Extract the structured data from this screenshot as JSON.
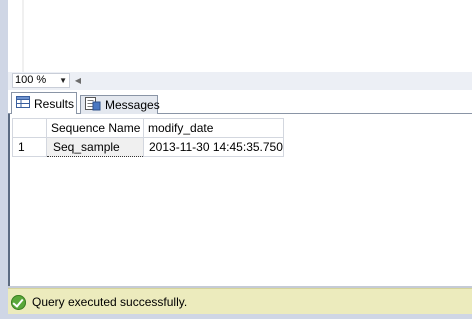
{
  "zoom": {
    "value": "100 %"
  },
  "tabs": [
    {
      "label": "Results",
      "icon": "grid-icon",
      "active": true
    },
    {
      "label": "Messages",
      "icon": "messages-icon",
      "active": false
    }
  ],
  "grid": {
    "columns": [
      "Sequence Name",
      "modify_date"
    ],
    "rows": [
      {
        "rownum": "1",
        "cells": [
          "Seq_sample",
          "2013-11-30 14:45:35.750"
        ]
      }
    ]
  },
  "status": {
    "text": "Query executed successfully.",
    "icon": "success-check-icon",
    "color": "#ecebbd"
  }
}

■ ■ ■ ■ ■ ■ ■

> _WHAT IS REQUIRED_: Would you set down the listing exactly, omitting pictures?

> _THE OUTPUT_:
Extract the structured data from this screenshot as JSON.
{
  "zoom": {
    "value": "100 %"
  },
  "tabs": [
    {
      "label": "Results",
      "icon": "grid-icon",
      "active": true
    },
    {
      "label": "Messages",
      "icon": "messages-icon",
      "active": false
    }
  ],
  "grid": {
    "columns": [
      "Sequence Name",
      "modify_date"
    ],
    "rows": [
      {
        "rownum": "1",
        "cells": [
          "Seq_sample",
          "2013-11-30 14:45:35.750"
        ]
      }
    ]
  },
  "status": {
    "text": "Query executed successfully.",
    "icon": "success-check-icon",
    "color": "#ecebbd"
  }
}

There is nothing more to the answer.